Work required:
Write out the whole listing again, exactly as given.

Dataset records:
↓

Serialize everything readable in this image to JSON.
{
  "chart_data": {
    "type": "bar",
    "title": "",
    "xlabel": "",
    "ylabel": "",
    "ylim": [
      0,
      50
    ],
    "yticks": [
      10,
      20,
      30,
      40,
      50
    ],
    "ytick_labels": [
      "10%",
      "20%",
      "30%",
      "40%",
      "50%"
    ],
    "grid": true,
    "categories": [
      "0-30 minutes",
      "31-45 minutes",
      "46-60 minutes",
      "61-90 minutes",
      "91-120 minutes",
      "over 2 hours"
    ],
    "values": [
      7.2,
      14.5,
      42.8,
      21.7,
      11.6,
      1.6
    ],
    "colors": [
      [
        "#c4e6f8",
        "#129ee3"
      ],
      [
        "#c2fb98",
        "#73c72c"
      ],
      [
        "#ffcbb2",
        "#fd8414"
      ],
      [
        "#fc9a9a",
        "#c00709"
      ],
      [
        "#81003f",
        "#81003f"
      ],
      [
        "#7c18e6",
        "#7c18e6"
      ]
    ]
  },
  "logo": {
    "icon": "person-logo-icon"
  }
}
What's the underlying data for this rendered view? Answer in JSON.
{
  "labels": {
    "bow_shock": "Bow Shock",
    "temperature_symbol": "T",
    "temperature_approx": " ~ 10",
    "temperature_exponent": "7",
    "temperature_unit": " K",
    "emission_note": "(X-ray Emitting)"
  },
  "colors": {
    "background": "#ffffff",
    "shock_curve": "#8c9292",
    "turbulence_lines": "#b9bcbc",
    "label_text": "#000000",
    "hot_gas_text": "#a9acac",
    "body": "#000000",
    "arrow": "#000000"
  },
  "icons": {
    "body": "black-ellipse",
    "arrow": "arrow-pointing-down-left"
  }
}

↑

Answer below:
Serialize everything readable in this image to JSON.
{
  "chart_data": {
    "type": "bar",
    "title": "",
    "xlabel": "",
    "ylabel": "",
    "ylim": [
      0,
      50
    ],
    "yticks": [
      10,
      20,
      30,
      40,
      50
    ],
    "ytick_labels": [
      "10%",
      "20%",
      "30%",
      "40%",
      "50%"
    ],
    "grid": true,
    "categories": [
      "0-30 minutes",
      "31-45 minutes",
      "46-60 minutes",
      "61-90 minutes",
      "91-120 minutes",
      "over 2 hours"
    ],
    "values": [
      7.2,
      14.5,
      42.8,
      21.7,
      11.6,
      1.6
    ],
    "colors": [
      [
        "#c4e6f8",
        "#129ee3"
      ],
      [
        "#c2fb98",
        "#73c72c"
      ],
      [
        "#ffcbb2",
        "#fd8414"
      ],
      [
        "#fc9a9a",
        "#c00709"
      ],
      [
        "#81003f",
        "#81003f"
      ],
      [
        "#7c18e6",
        "#7c18e6"
      ]
    ]
  },
  "logo": {
    "icon": "person-logo-icon"
  }
}
What's the underlying data for this rendered view? Answer in JSON.
{
  "labels": {
    "bow_shock": "Bow Shock",
    "temperature_symbol": "T",
    "temperature_approx": " ~ 10",
    "temperature_exponent": "7",
    "temperature_unit": " K",
    "emission_note": "(X-ray Emitting)"
  },
  "colors": {
    "background": "#ffffff",
    "shock_curve": "#8c9292",
    "turbulence_lines": "#b9bcbc",
    "label_text": "#000000",
    "hot_gas_text": "#a9acac",
    "body": "#000000",
    "arrow": "#000000"
  },
  "icons": {
    "body": "black-ellipse",
    "arrow": "arrow-pointing-down-left"
  }
}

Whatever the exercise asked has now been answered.